What to work on —
Print out the material that follows word for word.

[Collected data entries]
_ _ _ _ _ _ _

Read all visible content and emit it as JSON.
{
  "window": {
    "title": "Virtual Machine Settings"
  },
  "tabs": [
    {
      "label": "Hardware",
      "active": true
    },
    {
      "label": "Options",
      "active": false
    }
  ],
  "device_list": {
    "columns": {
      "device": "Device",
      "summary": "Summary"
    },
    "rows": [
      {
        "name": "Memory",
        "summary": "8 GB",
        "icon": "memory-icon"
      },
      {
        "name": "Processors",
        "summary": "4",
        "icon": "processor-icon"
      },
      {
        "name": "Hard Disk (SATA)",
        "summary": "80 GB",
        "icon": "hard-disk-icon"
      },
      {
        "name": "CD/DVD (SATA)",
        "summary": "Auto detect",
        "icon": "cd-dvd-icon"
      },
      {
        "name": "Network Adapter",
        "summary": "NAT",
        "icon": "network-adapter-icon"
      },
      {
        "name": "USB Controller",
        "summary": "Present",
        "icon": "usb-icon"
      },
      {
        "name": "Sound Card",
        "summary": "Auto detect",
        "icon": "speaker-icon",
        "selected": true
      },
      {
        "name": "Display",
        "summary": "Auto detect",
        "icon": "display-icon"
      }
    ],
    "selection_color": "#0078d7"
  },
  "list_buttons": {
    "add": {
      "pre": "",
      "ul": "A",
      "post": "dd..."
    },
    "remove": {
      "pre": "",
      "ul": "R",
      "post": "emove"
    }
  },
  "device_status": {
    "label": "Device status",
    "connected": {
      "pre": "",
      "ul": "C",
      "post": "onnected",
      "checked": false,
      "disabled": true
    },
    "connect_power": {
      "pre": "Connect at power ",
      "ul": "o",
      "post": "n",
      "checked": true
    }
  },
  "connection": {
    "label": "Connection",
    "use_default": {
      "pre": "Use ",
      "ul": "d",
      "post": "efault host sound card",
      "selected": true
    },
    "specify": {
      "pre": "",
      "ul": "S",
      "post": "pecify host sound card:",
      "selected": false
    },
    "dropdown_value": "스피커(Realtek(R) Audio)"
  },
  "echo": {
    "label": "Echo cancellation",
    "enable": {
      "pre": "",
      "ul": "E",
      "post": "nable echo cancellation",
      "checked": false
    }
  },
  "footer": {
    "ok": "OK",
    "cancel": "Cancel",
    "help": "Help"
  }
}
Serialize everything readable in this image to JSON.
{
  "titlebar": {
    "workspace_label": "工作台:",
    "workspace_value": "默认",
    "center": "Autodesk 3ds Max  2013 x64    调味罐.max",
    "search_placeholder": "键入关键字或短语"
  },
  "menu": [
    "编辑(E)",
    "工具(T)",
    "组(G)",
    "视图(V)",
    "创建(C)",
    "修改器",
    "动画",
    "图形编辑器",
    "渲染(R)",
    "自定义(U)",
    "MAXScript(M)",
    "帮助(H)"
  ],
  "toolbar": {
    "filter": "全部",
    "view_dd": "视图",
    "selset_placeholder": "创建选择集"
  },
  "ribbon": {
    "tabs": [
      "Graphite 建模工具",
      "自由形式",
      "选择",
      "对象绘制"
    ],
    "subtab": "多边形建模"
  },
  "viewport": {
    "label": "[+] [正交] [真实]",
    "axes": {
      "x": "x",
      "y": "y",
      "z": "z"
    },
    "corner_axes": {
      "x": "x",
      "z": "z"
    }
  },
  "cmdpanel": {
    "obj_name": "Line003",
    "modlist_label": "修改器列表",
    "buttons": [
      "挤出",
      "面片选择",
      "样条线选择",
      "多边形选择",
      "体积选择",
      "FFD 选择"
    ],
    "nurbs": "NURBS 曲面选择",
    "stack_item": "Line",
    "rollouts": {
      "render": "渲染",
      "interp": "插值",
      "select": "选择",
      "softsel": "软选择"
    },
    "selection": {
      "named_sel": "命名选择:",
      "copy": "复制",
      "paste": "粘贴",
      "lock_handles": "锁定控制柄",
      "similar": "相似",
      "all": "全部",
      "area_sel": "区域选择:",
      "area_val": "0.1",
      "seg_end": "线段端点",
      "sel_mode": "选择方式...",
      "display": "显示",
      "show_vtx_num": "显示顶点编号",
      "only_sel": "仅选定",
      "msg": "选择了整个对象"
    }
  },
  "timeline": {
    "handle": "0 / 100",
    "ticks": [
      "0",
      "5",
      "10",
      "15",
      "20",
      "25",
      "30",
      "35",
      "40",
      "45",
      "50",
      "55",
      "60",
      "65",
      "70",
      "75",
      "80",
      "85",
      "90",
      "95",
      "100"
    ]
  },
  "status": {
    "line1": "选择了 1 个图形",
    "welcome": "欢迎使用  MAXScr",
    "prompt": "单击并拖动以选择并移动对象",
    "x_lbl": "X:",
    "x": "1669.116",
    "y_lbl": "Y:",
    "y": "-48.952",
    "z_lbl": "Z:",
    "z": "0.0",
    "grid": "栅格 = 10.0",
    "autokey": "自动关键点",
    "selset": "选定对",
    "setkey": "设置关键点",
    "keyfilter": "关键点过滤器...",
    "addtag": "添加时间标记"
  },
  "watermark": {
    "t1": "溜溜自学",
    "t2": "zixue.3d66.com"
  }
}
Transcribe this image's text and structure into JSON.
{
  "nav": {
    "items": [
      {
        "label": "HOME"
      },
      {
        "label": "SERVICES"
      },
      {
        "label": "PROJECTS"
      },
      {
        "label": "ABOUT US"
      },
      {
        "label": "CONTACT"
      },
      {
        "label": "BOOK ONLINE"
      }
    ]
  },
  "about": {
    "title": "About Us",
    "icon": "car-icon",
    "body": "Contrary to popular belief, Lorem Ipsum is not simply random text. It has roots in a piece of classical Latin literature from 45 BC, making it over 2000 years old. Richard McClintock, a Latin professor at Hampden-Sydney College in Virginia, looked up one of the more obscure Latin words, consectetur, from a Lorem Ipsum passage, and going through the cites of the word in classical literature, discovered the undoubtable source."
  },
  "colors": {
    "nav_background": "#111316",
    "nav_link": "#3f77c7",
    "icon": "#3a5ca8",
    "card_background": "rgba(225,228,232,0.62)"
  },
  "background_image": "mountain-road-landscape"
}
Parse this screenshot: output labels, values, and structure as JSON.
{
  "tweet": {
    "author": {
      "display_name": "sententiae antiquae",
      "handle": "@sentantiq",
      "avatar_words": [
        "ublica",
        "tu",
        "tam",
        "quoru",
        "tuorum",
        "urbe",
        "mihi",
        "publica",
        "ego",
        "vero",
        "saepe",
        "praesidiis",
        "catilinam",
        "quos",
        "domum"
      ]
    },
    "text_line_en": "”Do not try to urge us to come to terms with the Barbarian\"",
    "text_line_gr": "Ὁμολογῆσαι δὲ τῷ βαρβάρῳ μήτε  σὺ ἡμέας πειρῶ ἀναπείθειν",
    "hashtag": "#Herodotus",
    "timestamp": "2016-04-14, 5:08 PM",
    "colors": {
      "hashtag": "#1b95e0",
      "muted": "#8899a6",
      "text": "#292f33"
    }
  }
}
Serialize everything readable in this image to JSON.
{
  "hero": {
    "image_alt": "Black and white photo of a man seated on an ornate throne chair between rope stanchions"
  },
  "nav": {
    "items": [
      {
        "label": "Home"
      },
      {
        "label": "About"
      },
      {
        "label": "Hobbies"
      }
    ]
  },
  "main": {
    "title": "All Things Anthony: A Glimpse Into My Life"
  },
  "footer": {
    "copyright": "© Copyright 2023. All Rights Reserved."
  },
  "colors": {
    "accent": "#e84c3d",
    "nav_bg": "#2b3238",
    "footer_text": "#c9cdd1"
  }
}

_ _ _ _ _ _ _

Solution —
Read all visible content and emit it as JSON.
{
  "window": {
    "title": "Virtual Machine Settings"
  },
  "tabs": [
    {
      "label": "Hardware",
      "active": true
    },
    {
      "label": "Options",
      "active": false
    }
  ],
  "device_list": {
    "columns": {
      "device": "Device",
      "summary": "Summary"
    },
    "rows": [
      {
        "name": "Memory",
        "summary": "8 GB",
        "icon": "memory-icon"
      },
      {
        "name": "Processors",
        "summary": "4",
        "icon": "processor-icon"
      },
      {
        "name": "Hard Disk (SATA)",
        "summary": "80 GB",
        "icon": "hard-disk-icon"
      },
      {
        "name": "CD/DVD (SATA)",
        "summary": "Auto detect",
        "icon": "cd-dvd-icon"
      },
      {
        "name": "Network Adapter",
        "summary": "NAT",
        "icon": "network-adapter-icon"
      },
      {
        "name": "USB Controller",
        "summary": "Present",
        "icon": "usb-icon"
      },
      {
        "name": "Sound Card",
        "summary": "Auto detect",
        "icon": "speaker-icon",
        "selected": true
      },
      {
        "name": "Display",
        "summary": "Auto detect",
        "icon": "display-icon"
      }
    ],
    "selection_color": "#0078d7"
  },
  "list_buttons": {
    "add": {
      "pre": "",
      "ul": "A",
      "post": "dd..."
    },
    "remove": {
      "pre": "",
      "ul": "R",
      "post": "emove"
    }
  },
  "device_status": {
    "label": "Device status",
    "connected": {
      "pre": "",
      "ul": "C",
      "post": "onnected",
      "checked": false,
      "disabled": true
    },
    "connect_power": {
      "pre": "Connect at power ",
      "ul": "o",
      "post": "n",
      "checked": true
    }
  },
  "connection": {
    "label": "Connection",
    "use_default": {
      "pre": "Use ",
      "ul": "d",
      "post": "efault host sound card",
      "selected": true
    },
    "specify": {
      "pre": "",
      "ul": "S",
      "post": "pecify host sound card:",
      "selected": false
    },
    "dropdown_value": "스피커(Realtek(R) Audio)"
  },
  "echo": {
    "label": "Echo cancellation",
    "enable": {
      "pre": "",
      "ul": "E",
      "post": "nable echo cancellation",
      "checked": false
    }
  },
  "footer": {
    "ok": "OK",
    "cancel": "Cancel",
    "help": "Help"
  }
}
Serialize everything readable in this image to JSON.
{
  "titlebar": {
    "workspace_label": "工作台:",
    "workspace_value": "默认",
    "center": "Autodesk 3ds Max  2013 x64    调味罐.max",
    "search_placeholder": "键入关键字或短语"
  },
  "menu": [
    "编辑(E)",
    "工具(T)",
    "组(G)",
    "视图(V)",
    "创建(C)",
    "修改器",
    "动画",
    "图形编辑器",
    "渲染(R)",
    "自定义(U)",
    "MAXScript(M)",
    "帮助(H)"
  ],
  "toolbar": {
    "filter": "全部",
    "view_dd": "视图",
    "selset_placeholder": "创建选择集"
  },
  "ribbon": {
    "tabs": [
      "Graphite 建模工具",
      "自由形式",
      "选择",
      "对象绘制"
    ],
    "subtab": "多边形建模"
  },
  "viewport": {
    "label": "[+] [正交] [真实]",
    "axes": {
      "x": "x",
      "y": "y",
      "z": "z"
    },
    "corner_axes": {
      "x": "x",
      "z": "z"
    }
  },
  "cmdpanel": {
    "obj_name": "Line003",
    "modlist_label": "修改器列表",
    "buttons": [
      "挤出",
      "面片选择",
      "样条线选择",
      "多边形选择",
      "体积选择",
      "FFD 选择"
    ],
    "nurbs": "NURBS 曲面选择",
    "stack_item": "Line",
    "rollouts": {
      "render": "渲染",
      "interp": "插值",
      "select": "选择",
      "softsel": "软选择"
    },
    "selection": {
      "named_sel": "命名选择:",
      "copy": "复制",
      "paste": "粘贴",
      "lock_handles": "锁定控制柄",
      "similar": "相似",
      "all": "全部",
      "area_sel": "区域选择:",
      "area_val": "0.1",
      "seg_end": "线段端点",
      "sel_mode": "选择方式...",
      "display": "显示",
      "show_vtx_num": "显示顶点编号",
      "only_sel": "仅选定",
      "msg": "选择了整个对象"
    }
  },
  "timeline": {
    "handle": "0 / 100",
    "ticks": [
      "0",
      "5",
      "10",
      "15",
      "20",
      "25",
      "30",
      "35",
      "40",
      "45",
      "50",
      "55",
      "60",
      "65",
      "70",
      "75",
      "80",
      "85",
      "90",
      "95",
      "100"
    ]
  },
  "status": {
    "line1": "选择了 1 个图形",
    "welcome": "欢迎使用  MAXScr",
    "prompt": "单击并拖动以选择并移动对象",
    "x_lbl": "X:",
    "x": "1669.116",
    "y_lbl": "Y:",
    "y": "-48.952",
    "z_lbl": "Z:",
    "z": "0.0",
    "grid": "栅格 = 10.0",
    "autokey": "自动关键点",
    "selset": "选定对",
    "setkey": "设置关键点",
    "keyfilter": "关键点过滤器...",
    "addtag": "添加时间标记"
  },
  "watermark": {
    "t1": "溜溜自学",
    "t2": "zixue.3d66.com"
  }
}
Transcribe this image's text and structure into JSON.
{
  "nav": {
    "items": [
      {
        "label": "HOME"
      },
      {
        "label": "SERVICES"
      },
      {
        "label": "PROJECTS"
      },
      {
        "label": "ABOUT US"
      },
      {
        "label": "CONTACT"
      },
      {
        "label": "BOOK ONLINE"
      }
    ]
  },
  "about": {
    "title": "About Us",
    "icon": "car-icon",
    "body": "Contrary to popular belief, Lorem Ipsum is not simply random text. It has roots in a piece of classical Latin literature from 45 BC, making it over 2000 years old. Richard McClintock, a Latin professor at Hampden-Sydney College in Virginia, looked up one of the more obscure Latin words, consectetur, from a Lorem Ipsum passage, and going through the cites of the word in classical literature, discovered the undoubtable source."
  },
  "colors": {
    "nav_background": "#111316",
    "nav_link": "#3f77c7",
    "icon": "#3a5ca8",
    "card_background": "rgba(225,228,232,0.62)"
  },
  "background_image": "mountain-road-landscape"
}
Parse this screenshot: output labels, values, and structure as JSON.
{
  "tweet": {
    "author": {
      "display_name": "sententiae antiquae",
      "handle": "@sentantiq",
      "avatar_words": [
        "ublica",
        "tu",
        "tam",
        "quoru",
        "tuorum",
        "urbe",
        "mihi",
        "publica",
        "ego",
        "vero",
        "saepe",
        "praesidiis",
        "catilinam",
        "quos",
        "domum"
      ]
    },
    "text_line_en": "”Do not try to urge us to come to terms with the Barbarian\"",
    "text_line_gr": "Ὁμολογῆσαι δὲ τῷ βαρβάρῳ μήτε  σὺ ἡμέας πειρῶ ἀναπείθειν",
    "hashtag": "#Herodotus",
    "timestamp": "2016-04-14, 5:08 PM",
    "colors": {
      "hashtag": "#1b95e0",
      "muted": "#8899a6",
      "text": "#292f33"
    }
  }
}
Serialize everything readable in this image to JSON.
{
  "hero": {
    "image_alt": "Black and white photo of a man seated on an ornate throne chair between rope stanchions"
  },
  "nav": {
    "items": [
      {
        "label": "Home"
      },
      {
        "label": "About"
      },
      {
        "label": "Hobbies"
      }
    ]
  },
  "main": {
    "title": "All Things Anthony: A Glimpse Into My Life"
  },
  "footer": {
    "copyright": "© Copyright 2023. All Rights Reserved."
  },
  "colors": {
    "accent": "#e84c3d",
    "nav_bg": "#2b3238",
    "footer_text": "#c9cdd1"
  }
}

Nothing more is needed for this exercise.